Records for this task:
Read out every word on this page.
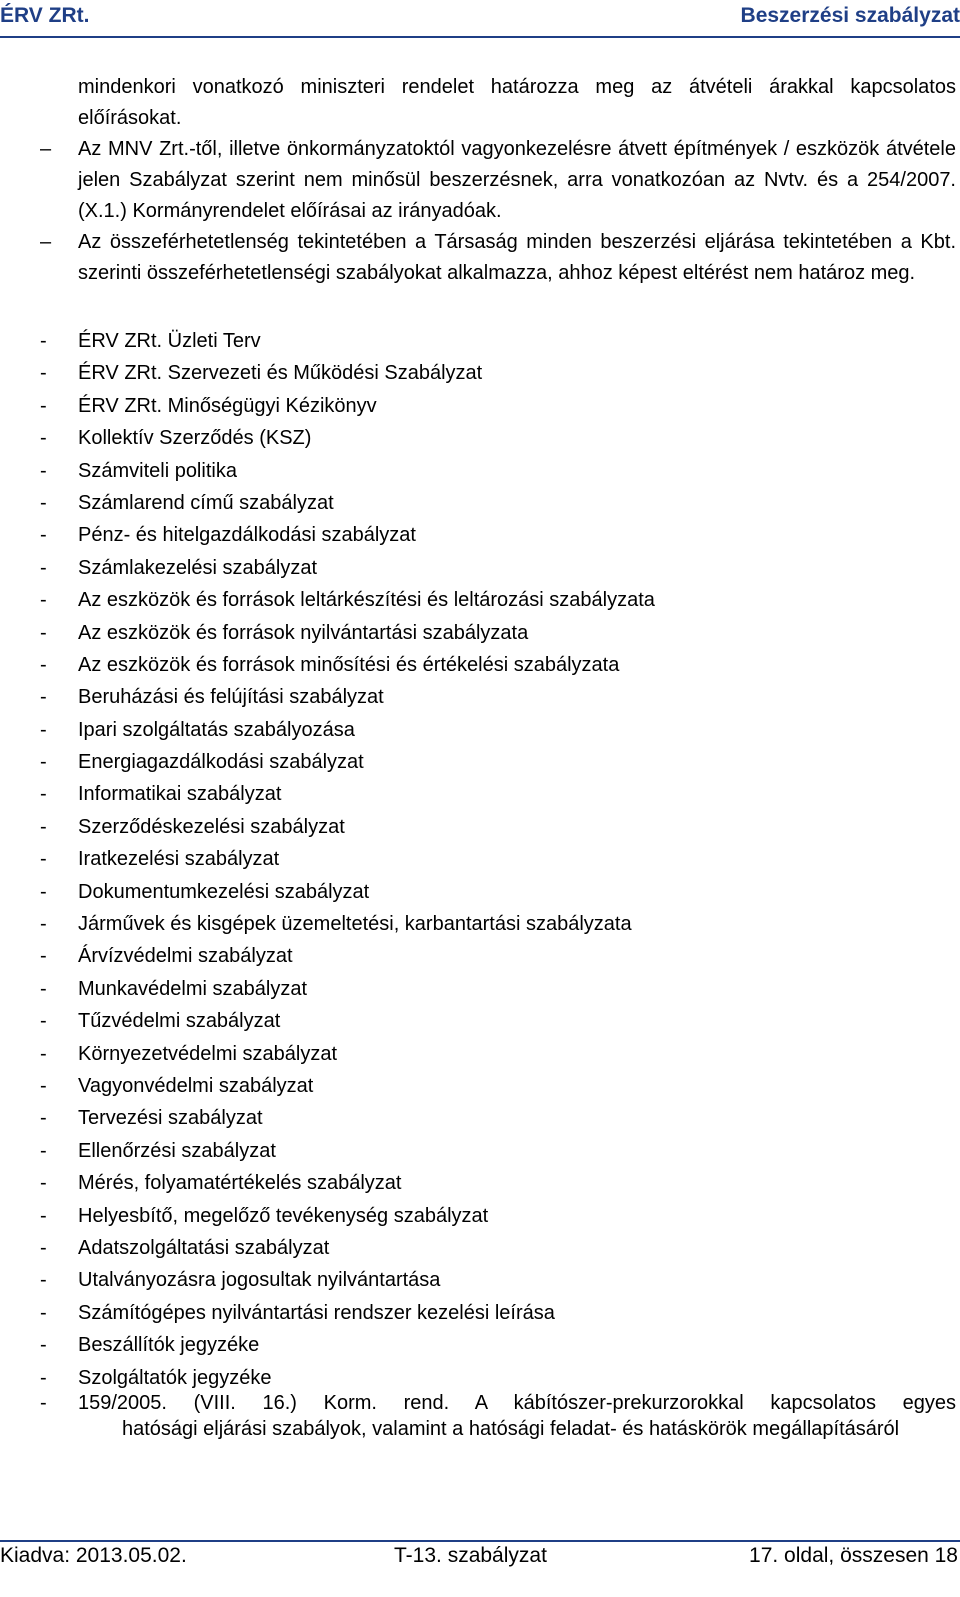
ÉRV ZRt.	Beszerzési szabályzat
mindenkori vonatkozó miniszteri rendelet határozza meg az átvételi árakkal kapcsolatos előírásokat.
–	Az MNV Zrt.-től, illetve önkormányzatoktól vagyonkezelésre átvett építmények / eszközök átvétele jelen Szabályzat szerint nem minősül beszerzésnek, arra vonatkozóan az Nvtv. és a 254/2007. (X.1.) Kormányrendelet előírásai az irányadóak.
–	Az összeférhetetlenség tekintetében a Társaság minden beszerzési eljárása tekintetében a Kbt. szerinti összeférhetetlenségi szabályokat alkalmazza, ahhoz képest eltérést nem határoz meg.
- ÉRV ZRt. Üzleti Terv
- ÉRV ZRt. Szervezeti és Működési Szabályzat
- ÉRV ZRt. Minőségügyi Kézikönyv
- Kollektív Szerződés (KSZ)
- Számviteli politika
- Számlarend című szabályzat
- Pénz- és hitelgazdálkodási szabályzat
- Számlakezelési szabályzat
- Az eszközök és források leltárkészítési és leltározási szabályzata
- Az eszközök és források nyilvántartási szabályzata
- Az eszközök és források minősítési és értékelési szabályzata
- Beruházási és felújítási szabályzat
- Ipari szolgáltatás szabályozása
- Energiagazdálkodási szabályzat
- Informatikai szabályzat
- Szerződéskezelési szabályzat
- Iratkezelési szabályzat
- Dokumentumkezelési szabályzat
- Járművek és kisgépek üzemeltetési, karbantartási szabályzata
- Árvízvédelmi szabályzat
- Munkavédelmi szabályzat
- Tűzvédelmi szabályzat
- Környezetvédelmi szabályzat
- Vagyonvédelmi szabályzat
- Tervezési szabályzat
- Ellenőrzési szabályzat
- Mérés, folyamatértékelés szabályzat
- Helyesbítő, megelőző tevékenység szabályzat
- Adatszolgáltatási szabályzat
- Utalványozásra jogosultak nyilvántartása
- Számítógépes nyilvántartási rendszer kezelési leírása
- Beszállítók jegyzéke
- Szolgáltatók jegyzéke
- 159/2005. (VIII. 16.) Korm. rend. A kábítószer-prekurzorokkal kapcsolatos egyes
hatósági eljárási szabályok, valamint a hatósági feladat- és hatáskörök megállapításáról
Kiadva: 2013.05.02.	T-13. szabályzat	17. oldal, összesen 18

What the task asks: Show each line holding the word "nyilvántartási".

Result for this exercise:
- Az eszközök és források nyilvántartási szabályzata
- Számítógépes nyilvántartási rendszer kezelési leírása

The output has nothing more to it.